*GOAL*. Select all lines in the records that include "document".

::::

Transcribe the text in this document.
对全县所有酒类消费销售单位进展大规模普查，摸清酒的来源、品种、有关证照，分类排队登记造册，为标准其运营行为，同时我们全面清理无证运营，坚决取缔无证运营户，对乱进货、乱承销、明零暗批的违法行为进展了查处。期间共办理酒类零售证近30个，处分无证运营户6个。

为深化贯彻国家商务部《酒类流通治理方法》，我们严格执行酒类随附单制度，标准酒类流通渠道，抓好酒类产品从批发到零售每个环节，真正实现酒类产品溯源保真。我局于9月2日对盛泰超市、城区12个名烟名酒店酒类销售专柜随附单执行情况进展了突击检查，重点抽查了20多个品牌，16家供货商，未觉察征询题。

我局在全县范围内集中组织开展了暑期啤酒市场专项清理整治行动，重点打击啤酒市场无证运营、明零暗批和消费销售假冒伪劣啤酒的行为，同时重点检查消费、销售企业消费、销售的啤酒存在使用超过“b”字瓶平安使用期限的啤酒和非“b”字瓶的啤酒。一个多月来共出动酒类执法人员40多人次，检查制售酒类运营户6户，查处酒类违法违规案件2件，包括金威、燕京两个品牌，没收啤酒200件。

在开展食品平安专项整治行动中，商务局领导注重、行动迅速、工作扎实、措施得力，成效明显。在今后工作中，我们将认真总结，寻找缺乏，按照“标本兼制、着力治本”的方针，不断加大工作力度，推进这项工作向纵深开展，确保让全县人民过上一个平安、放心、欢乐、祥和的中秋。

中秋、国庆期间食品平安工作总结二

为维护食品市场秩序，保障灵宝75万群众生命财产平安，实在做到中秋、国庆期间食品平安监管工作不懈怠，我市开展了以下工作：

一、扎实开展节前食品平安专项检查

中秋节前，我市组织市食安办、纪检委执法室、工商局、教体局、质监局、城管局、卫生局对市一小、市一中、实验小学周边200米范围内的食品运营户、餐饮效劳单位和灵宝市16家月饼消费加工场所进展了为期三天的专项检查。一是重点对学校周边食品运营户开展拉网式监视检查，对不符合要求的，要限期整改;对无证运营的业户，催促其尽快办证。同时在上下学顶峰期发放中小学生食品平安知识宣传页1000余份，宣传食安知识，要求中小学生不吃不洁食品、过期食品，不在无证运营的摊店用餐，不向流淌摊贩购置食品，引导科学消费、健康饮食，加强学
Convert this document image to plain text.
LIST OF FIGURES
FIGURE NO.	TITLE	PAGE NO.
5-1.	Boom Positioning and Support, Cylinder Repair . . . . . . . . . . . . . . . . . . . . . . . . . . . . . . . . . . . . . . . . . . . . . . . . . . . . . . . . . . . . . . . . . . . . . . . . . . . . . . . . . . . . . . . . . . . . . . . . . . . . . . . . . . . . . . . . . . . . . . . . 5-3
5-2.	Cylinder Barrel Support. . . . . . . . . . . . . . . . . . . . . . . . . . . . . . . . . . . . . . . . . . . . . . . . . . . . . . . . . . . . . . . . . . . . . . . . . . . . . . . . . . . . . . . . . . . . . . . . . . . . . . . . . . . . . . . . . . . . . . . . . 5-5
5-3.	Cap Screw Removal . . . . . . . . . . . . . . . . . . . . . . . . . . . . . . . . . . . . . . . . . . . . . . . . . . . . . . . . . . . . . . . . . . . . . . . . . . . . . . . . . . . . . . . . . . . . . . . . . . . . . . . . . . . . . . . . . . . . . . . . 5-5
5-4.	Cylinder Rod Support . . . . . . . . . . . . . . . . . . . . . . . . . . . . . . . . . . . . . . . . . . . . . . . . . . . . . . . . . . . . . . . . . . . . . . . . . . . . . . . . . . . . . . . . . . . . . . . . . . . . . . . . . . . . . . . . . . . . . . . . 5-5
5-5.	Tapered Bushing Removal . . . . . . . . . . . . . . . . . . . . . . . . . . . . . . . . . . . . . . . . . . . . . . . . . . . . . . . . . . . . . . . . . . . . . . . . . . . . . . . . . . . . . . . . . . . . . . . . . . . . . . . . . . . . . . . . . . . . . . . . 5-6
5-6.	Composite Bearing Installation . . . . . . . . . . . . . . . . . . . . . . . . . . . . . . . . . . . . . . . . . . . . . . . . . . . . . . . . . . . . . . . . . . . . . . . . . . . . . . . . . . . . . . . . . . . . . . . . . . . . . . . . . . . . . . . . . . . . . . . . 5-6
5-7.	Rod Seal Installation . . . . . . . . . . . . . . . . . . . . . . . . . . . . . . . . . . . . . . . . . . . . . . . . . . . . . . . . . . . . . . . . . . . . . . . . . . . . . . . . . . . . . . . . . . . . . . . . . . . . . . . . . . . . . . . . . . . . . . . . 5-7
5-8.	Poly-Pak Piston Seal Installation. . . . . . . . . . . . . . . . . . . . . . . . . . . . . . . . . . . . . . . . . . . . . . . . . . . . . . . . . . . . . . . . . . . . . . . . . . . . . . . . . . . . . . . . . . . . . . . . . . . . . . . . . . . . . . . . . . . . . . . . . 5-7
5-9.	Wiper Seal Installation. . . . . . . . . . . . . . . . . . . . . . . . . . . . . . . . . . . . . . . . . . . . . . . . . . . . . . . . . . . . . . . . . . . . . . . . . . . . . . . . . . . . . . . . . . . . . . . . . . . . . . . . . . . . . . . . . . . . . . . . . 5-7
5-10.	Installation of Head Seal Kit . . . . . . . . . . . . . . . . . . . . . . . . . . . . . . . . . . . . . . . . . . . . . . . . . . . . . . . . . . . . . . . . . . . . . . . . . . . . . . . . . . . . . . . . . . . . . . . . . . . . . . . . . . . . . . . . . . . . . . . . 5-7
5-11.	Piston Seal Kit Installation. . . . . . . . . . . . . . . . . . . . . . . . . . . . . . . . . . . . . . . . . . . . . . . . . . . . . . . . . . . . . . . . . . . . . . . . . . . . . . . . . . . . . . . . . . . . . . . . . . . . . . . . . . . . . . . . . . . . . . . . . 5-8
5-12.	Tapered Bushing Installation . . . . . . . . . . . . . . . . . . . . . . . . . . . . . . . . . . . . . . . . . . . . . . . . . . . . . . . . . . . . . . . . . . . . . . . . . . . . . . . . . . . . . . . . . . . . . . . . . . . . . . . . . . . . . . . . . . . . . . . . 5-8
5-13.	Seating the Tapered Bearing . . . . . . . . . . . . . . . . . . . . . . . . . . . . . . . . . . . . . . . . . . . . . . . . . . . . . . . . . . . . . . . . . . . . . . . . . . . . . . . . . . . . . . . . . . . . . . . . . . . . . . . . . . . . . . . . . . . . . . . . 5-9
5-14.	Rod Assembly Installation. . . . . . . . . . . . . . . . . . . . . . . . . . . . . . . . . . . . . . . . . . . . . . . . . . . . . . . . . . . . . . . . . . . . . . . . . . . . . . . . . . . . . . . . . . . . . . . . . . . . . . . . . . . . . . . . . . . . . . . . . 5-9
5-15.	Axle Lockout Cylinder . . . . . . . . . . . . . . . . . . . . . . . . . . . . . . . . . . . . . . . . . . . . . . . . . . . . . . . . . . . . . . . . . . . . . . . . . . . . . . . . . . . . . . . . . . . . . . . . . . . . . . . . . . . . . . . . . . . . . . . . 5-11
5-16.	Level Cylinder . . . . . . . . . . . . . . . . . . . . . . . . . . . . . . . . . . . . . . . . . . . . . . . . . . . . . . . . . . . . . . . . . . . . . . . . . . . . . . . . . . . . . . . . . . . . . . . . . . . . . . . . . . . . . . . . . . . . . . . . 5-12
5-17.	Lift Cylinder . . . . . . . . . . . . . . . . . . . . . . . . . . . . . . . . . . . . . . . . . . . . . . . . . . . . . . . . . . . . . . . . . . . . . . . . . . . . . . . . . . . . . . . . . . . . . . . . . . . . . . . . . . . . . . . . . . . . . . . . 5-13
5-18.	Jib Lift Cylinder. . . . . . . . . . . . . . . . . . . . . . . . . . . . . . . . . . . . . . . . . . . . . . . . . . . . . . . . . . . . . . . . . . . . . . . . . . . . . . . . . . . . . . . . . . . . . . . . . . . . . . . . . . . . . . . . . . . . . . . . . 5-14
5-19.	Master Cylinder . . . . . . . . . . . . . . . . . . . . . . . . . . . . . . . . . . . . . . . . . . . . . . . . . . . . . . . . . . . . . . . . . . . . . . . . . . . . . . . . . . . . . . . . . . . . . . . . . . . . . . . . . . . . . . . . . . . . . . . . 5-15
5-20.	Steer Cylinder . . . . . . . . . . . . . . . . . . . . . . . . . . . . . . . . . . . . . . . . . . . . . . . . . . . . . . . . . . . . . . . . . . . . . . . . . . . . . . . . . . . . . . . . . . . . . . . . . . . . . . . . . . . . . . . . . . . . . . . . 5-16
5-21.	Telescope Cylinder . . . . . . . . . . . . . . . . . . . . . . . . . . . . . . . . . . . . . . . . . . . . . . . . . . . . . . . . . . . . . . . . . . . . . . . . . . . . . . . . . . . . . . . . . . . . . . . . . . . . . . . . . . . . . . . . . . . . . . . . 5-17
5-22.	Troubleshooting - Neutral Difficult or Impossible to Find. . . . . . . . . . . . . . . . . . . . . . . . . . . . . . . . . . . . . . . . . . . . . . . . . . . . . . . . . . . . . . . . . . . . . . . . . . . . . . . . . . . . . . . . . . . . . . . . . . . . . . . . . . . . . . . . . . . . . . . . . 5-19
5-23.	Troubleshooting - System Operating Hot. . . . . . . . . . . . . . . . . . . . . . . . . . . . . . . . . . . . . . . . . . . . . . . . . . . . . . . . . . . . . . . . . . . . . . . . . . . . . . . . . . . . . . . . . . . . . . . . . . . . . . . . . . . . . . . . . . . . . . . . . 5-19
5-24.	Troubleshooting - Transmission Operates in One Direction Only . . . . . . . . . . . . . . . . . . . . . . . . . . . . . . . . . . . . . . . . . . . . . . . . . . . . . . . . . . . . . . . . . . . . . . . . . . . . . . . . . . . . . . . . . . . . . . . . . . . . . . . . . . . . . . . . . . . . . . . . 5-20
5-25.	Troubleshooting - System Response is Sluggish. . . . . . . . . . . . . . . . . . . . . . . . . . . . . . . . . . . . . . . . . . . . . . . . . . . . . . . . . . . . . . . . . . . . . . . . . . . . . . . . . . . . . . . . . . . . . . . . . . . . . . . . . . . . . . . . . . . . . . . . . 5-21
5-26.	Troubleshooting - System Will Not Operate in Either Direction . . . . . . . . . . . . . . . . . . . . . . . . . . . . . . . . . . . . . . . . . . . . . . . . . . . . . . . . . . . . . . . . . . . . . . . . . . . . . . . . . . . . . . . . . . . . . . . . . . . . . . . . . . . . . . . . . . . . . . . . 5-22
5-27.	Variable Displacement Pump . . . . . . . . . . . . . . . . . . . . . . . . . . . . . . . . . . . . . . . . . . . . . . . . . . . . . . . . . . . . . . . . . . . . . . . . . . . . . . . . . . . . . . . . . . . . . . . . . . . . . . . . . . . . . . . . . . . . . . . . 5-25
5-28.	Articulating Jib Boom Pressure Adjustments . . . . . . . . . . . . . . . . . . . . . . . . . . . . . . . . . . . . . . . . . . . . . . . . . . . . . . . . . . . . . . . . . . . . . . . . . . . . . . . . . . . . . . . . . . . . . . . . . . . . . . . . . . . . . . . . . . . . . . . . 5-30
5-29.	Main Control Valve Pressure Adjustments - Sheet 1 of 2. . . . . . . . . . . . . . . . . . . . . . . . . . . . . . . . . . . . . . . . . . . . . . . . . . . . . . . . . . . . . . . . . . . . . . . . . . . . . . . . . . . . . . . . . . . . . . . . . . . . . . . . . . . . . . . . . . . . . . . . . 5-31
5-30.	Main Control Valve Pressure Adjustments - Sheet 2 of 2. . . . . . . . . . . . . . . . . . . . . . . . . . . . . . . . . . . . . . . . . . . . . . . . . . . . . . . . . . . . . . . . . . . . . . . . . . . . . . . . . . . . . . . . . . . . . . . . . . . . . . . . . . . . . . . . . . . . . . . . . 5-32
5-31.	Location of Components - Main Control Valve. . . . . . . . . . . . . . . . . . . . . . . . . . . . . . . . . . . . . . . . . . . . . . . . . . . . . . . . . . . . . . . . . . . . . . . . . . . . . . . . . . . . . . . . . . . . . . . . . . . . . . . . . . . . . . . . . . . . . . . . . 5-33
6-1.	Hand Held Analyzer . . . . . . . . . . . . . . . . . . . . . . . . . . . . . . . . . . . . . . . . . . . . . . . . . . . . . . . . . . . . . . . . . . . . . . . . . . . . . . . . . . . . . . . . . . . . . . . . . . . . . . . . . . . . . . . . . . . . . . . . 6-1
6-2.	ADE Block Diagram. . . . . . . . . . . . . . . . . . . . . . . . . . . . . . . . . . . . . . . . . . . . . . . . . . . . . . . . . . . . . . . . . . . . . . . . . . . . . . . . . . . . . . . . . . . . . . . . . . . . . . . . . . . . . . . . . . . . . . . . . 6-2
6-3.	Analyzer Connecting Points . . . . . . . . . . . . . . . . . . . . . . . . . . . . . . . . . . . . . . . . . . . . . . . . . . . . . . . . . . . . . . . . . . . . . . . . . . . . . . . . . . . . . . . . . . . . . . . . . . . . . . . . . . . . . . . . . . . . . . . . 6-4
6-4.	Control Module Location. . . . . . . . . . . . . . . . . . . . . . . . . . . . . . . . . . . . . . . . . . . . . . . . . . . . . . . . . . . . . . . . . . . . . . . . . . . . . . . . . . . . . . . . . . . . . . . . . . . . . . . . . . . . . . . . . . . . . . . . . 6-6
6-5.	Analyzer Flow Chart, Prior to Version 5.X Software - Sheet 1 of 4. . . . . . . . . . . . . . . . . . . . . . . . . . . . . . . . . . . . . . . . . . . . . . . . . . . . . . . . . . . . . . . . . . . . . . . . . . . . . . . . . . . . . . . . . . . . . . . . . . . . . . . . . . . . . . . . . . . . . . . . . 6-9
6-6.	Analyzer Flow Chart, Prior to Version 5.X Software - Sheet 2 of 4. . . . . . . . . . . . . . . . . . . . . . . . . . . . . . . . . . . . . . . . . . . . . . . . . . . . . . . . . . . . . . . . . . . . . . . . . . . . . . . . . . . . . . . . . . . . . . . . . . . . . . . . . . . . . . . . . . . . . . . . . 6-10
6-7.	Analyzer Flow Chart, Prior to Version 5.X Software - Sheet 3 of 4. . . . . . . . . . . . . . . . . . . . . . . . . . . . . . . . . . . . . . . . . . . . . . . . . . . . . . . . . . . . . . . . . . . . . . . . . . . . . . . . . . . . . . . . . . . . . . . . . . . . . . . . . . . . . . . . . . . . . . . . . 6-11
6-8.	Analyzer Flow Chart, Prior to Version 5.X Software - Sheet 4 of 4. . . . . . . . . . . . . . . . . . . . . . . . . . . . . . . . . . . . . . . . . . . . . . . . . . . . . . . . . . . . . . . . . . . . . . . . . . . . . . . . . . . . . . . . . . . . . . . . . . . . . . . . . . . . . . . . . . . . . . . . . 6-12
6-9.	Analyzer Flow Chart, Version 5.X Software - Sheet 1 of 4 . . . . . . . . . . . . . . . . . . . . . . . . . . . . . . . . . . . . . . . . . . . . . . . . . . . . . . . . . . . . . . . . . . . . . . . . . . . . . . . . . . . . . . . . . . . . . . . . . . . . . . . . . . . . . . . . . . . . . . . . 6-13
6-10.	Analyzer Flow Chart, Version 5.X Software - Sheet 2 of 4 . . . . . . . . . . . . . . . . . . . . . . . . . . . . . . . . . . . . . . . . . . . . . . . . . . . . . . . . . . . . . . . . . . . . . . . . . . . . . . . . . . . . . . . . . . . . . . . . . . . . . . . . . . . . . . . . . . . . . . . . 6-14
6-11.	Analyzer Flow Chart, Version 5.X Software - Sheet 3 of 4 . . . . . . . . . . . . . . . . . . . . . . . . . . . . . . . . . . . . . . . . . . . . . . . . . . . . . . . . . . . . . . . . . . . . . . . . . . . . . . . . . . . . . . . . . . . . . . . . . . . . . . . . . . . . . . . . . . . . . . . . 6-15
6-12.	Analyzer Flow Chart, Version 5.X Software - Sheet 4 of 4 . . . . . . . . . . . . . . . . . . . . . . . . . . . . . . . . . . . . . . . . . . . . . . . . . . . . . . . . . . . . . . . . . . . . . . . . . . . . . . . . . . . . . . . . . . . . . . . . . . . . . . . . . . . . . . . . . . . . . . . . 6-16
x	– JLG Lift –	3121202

::::

*REPLY TO THE EXERCISE*.
Transcribe the text in this document.
Convert this document image to plain text.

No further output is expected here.